━━ Data for this exercise ━━
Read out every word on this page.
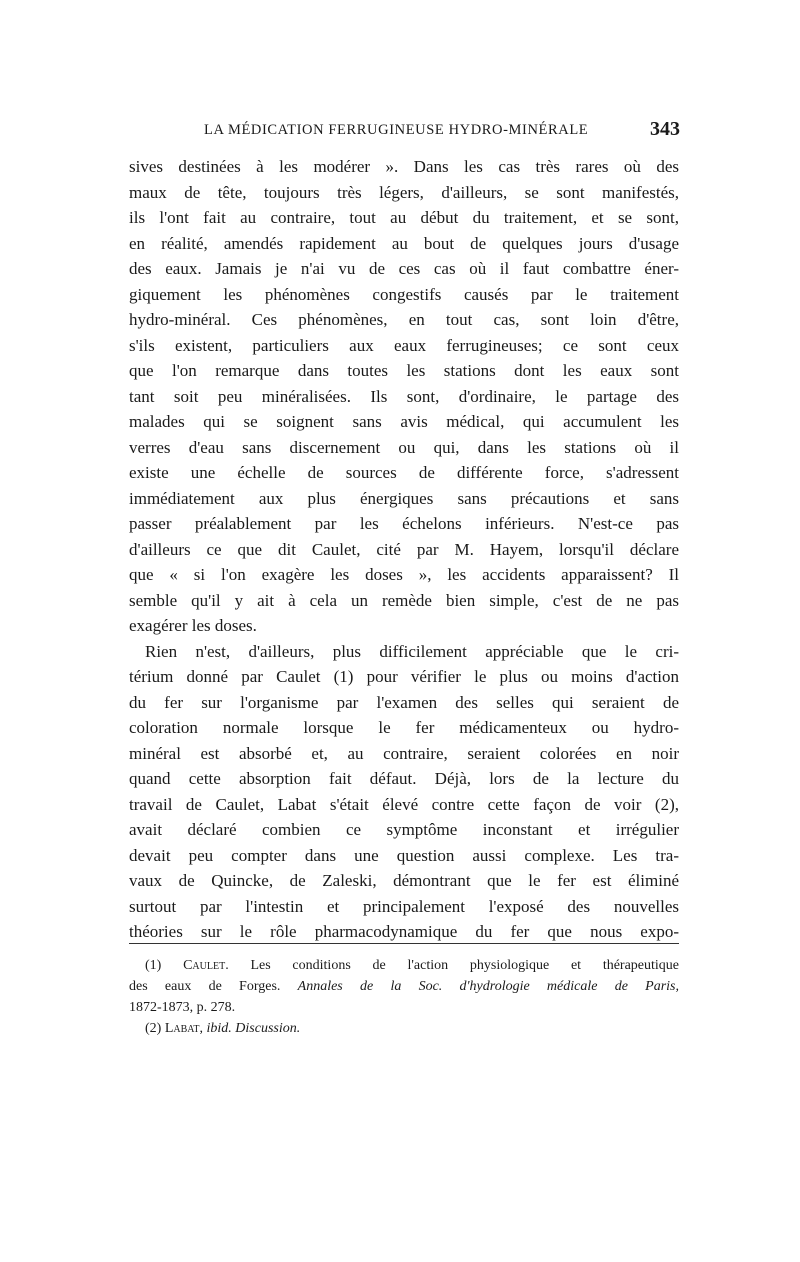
LA MÉDICATION FERRUGINEUSE HYDRO-MINÉRALE	343
sives destinées à les modérer ». Dans les cas très rares où des
maux de tête, toujours très légers, d'ailleurs, se sont manifestés,
ils l'ont fait au contraire, tout au début du traitement, et se sont,
en réalité, amendés rapidement au bout de quelques jours d'usage
des eaux. Jamais je n'ai vu de ces cas où il faut combattre éner-
giquement les phénomènes congestifs causés par le traitement
hydro-minéral. Ces phénomènes, en tout cas, sont loin d'être,
s'ils existent, particuliers aux eaux ferrugineuses; ce sont ceux
que l'on remarque dans toutes les stations dont les eaux sont
tant soit peu minéralisées. Ils sont, d'ordinaire, le partage des
malades qui se soignent sans avis médical, qui accumulent les
verres d'eau sans discernement ou qui, dans les stations où il
existe une échelle de sources de différente force, s'adressent
immédiatement aux plus énergiques sans précautions et sans
passer préalablement par les échelons inférieurs. N'est-ce pas
d'ailleurs ce que dit Caulet, cité par M. Hayem, lorsqu'il déclare
que « si l'on exagère les doses », les accidents apparaissent? Il
semble qu'il y ait à cela un remède bien simple, c'est de ne pas
exagérer les doses.
Rien n'est, d'ailleurs, plus difficilement appréciable que le cri-
térium donné par Caulet (1) pour vérifier le plus ou moins d'action
du fer sur l'organisme par l'examen des selles qui seraient de
coloration normale lorsque le fer médicamenteux ou hydro-
minéral est absorbé et, au contraire, seraient colorées en noir
quand cette absorption fait défaut. Déjà, lors de la lecture du
travail de Caulet, Labat s'était élevé contre cette façon de voir (2),
avait déclaré combien ce symptôme inconstant et irrégulier
devait peu compter dans une question aussi complexe. Les tra-
vaux de Quincke, de Zaleski, démontrant que le fer est éliminé
surtout par l'intestin et principalement l'exposé des nouvelles
théories sur le rôle pharmacodynamique du fer que nous expo-
(1) Caulet. Les conditions de l'action physiologique et thérapeutique
des eaux de Forges. Annales de la Soc. d'hydrologie médicale de Paris,
1872-1873, p. 278.
(2) Labat, ibid. Discussion.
━━━
> _Stated task_
Search the data above for the string "fait" and copy each line that has it.

> _Solution for this task_
ils l'ont fait au contraire, tout au début du traitement, et se sont,
quand cette absorption fait défaut. Déjà, lors de la lecture du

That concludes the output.